_Stated task:_ Return every record below exactly as written, but leave out the pictures.

_Material for this task:_
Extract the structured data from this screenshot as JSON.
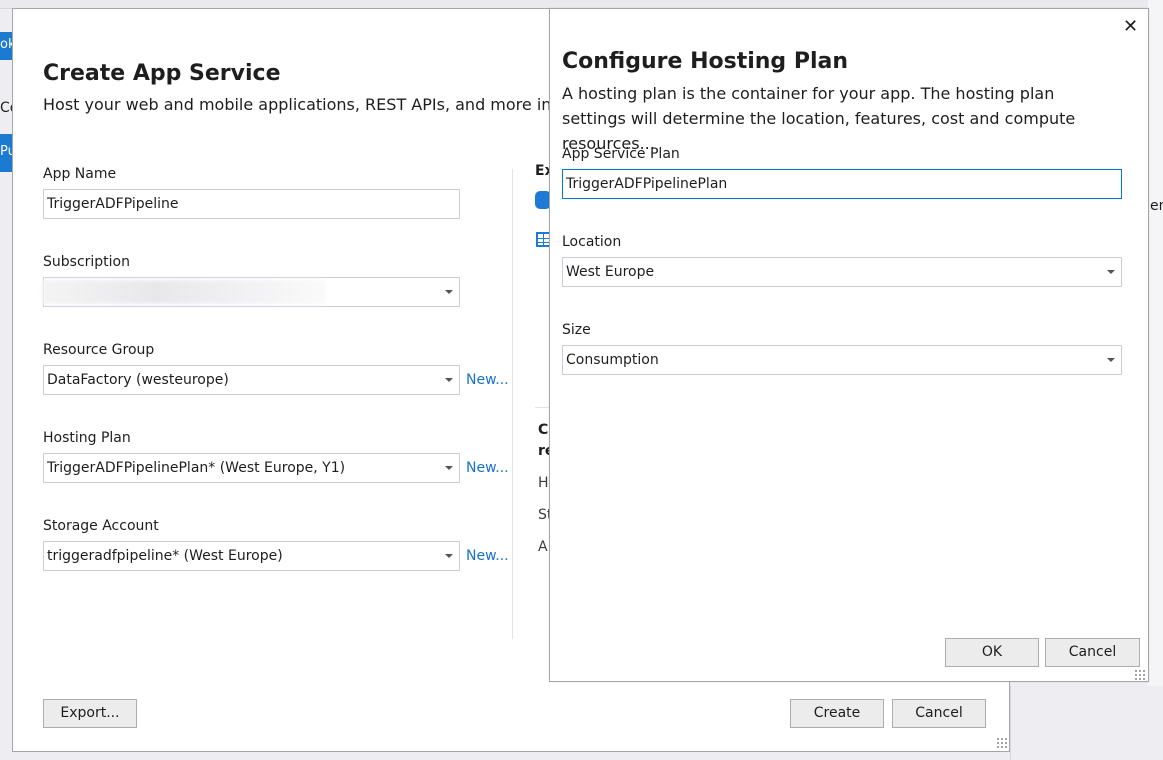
{
  "background": {
    "left_edge_texts": [
      "oke",
      "Co",
      "Pu"
    ],
    "right_edge_text": "ent"
  },
  "create_dialog": {
    "title": "Create App Service",
    "subtitle": "Host your web and mobile applications, REST APIs, and more in",
    "app_name": {
      "label": "App Name",
      "value": "TriggerADFPipeline"
    },
    "subscription": {
      "label": "Subscription",
      "value": ""
    },
    "resource_group": {
      "label": "Resource Group",
      "value": "DataFactory (westeurope)",
      "new_link": "New..."
    },
    "hosting_plan": {
      "label": "Hosting Plan",
      "value": "TriggerADFPipelinePlan* (West Europe, Y1)",
      "new_link": "New..."
    },
    "storage_account": {
      "label": "Storage Account",
      "value": "triggeradfpipeline* (West Europe)",
      "new_link": "New..."
    },
    "right_column": {
      "heading_top": "Ex",
      "heading_mid_1": "Cl",
      "heading_mid_2": "re",
      "items": [
        "H",
        "St",
        "A"
      ]
    },
    "buttons": {
      "export": "Export...",
      "create": "Create",
      "cancel": "Cancel"
    }
  },
  "hosting_dialog": {
    "title": "Configure Hosting Plan",
    "description": "A hosting plan is the container for your app. The hosting plan settings will determine the location, features, cost and compute resources...",
    "plan": {
      "label": "App Service Plan",
      "value": "TriggerADFPipelinePlan"
    },
    "location": {
      "label": "Location",
      "value": "West Europe"
    },
    "size": {
      "label": "Size",
      "value": "Consumption"
    },
    "buttons": {
      "ok": "OK",
      "cancel": "Cancel"
    },
    "close_glyph": "✕"
  },
  "colors": {
    "accent": "#007acc",
    "link": "#1a73c7",
    "left_bar": "#1a7bd1"
  }
}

_Answer in full:_
Extract the structured data from this screenshot as JSON.
{
  "background": {
    "left_edge_texts": [
      "oke",
      "Co",
      "Pu"
    ],
    "right_edge_text": "ent"
  },
  "create_dialog": {
    "title": "Create App Service",
    "subtitle": "Host your web and mobile applications, REST APIs, and more in",
    "app_name": {
      "label": "App Name",
      "value": "TriggerADFPipeline"
    },
    "subscription": {
      "label": "Subscription",
      "value": ""
    },
    "resource_group": {
      "label": "Resource Group",
      "value": "DataFactory (westeurope)",
      "new_link": "New..."
    },
    "hosting_plan": {
      "label": "Hosting Plan",
      "value": "TriggerADFPipelinePlan* (West Europe, Y1)",
      "new_link": "New..."
    },
    "storage_account": {
      "label": "Storage Account",
      "value": "triggeradfpipeline* (West Europe)",
      "new_link": "New..."
    },
    "right_column": {
      "heading_top": "Ex",
      "heading_mid_1": "Cl",
      "heading_mid_2": "re",
      "items": [
        "H",
        "St",
        "A"
      ]
    },
    "buttons": {
      "export": "Export...",
      "create": "Create",
      "cancel": "Cancel"
    }
  },
  "hosting_dialog": {
    "title": "Configure Hosting Plan",
    "description": "A hosting plan is the container for your app. The hosting plan settings will determine the location, features, cost and compute resources...",
    "plan": {
      "label": "App Service Plan",
      "value": "TriggerADFPipelinePlan"
    },
    "location": {
      "label": "Location",
      "value": "West Europe"
    },
    "size": {
      "label": "Size",
      "value": "Consumption"
    },
    "buttons": {
      "ok": "OK",
      "cancel": "Cancel"
    },
    "close_glyph": "✕"
  },
  "colors": {
    "accent": "#007acc",
    "link": "#1a73c7",
    "left_bar": "#1a7bd1"
  }
}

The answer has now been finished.